**What you will do**
Search the data below for the string "Revenue". Extract every line that contains it.
═══ Input for this task
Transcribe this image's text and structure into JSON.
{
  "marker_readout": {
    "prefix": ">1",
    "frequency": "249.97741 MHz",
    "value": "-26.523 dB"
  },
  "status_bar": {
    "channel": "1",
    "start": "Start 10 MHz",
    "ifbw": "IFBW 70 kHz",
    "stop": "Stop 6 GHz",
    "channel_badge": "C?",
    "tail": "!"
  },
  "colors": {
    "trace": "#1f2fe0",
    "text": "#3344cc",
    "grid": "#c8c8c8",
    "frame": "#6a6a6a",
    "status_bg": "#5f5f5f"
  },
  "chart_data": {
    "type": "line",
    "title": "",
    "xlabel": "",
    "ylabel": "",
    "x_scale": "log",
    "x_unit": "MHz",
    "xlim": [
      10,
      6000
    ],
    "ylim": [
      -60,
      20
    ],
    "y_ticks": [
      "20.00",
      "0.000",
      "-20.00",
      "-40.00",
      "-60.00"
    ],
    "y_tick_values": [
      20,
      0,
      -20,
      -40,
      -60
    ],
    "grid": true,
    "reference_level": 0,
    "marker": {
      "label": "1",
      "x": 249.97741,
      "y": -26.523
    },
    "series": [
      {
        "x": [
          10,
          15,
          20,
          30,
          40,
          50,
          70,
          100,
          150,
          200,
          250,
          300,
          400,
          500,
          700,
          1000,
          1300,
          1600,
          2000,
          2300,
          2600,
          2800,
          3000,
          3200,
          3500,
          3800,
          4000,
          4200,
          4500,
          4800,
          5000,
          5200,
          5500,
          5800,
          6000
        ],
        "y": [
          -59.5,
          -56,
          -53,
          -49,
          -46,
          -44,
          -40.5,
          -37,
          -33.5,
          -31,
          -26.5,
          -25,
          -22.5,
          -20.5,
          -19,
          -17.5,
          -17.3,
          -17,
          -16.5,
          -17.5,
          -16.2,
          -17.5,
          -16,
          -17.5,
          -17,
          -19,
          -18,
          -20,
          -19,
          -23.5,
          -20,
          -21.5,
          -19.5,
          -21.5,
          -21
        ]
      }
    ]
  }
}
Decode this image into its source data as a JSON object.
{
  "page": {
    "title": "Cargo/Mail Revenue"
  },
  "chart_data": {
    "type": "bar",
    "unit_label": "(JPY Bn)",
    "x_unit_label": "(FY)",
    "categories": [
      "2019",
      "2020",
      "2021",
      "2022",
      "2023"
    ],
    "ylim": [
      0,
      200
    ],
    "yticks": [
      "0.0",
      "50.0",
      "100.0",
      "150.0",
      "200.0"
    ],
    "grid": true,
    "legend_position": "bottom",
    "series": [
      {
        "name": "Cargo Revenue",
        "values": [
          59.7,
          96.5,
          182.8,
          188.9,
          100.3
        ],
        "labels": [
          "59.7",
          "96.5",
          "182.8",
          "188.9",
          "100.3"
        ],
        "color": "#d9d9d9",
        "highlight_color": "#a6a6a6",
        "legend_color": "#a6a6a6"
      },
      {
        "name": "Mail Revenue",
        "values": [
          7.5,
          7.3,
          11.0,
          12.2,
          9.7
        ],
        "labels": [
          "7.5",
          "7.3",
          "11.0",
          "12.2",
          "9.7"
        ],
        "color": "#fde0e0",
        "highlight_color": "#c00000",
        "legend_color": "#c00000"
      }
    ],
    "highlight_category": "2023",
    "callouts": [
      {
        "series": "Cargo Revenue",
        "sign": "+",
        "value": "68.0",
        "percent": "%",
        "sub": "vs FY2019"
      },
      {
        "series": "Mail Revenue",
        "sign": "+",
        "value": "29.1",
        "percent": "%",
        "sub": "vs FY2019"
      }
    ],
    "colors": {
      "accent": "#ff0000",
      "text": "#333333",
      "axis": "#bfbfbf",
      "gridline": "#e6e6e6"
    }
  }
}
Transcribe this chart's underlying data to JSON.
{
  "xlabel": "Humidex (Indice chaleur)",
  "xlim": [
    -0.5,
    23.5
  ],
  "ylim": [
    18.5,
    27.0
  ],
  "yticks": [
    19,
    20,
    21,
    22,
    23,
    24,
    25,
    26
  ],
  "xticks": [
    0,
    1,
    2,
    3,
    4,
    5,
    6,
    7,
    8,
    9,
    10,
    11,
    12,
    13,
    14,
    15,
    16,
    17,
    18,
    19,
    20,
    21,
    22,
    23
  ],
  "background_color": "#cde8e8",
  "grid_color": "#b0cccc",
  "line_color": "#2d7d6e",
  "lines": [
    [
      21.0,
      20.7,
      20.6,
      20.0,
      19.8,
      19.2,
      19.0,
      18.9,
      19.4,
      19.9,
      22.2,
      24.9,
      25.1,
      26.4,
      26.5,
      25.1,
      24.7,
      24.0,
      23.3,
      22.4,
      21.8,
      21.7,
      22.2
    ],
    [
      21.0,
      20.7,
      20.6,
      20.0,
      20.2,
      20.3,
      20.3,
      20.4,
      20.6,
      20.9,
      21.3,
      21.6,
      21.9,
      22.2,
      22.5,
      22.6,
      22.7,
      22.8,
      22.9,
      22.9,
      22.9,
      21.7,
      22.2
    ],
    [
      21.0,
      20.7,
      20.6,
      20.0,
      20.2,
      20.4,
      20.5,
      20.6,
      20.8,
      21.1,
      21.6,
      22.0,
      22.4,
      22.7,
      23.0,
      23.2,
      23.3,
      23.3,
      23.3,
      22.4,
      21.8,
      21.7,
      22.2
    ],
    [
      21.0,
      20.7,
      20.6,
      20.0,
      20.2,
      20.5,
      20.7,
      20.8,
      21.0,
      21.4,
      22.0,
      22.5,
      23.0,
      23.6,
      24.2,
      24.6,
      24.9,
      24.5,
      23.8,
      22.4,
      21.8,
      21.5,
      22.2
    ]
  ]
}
══════
**Solution to the exercise**
    "title": "Cargo/Mail Revenue"
        "name": "Cargo Revenue",
        "name": "Mail Revenue",
        "series": "Cargo Revenue",
        "series": "Mail Revenue",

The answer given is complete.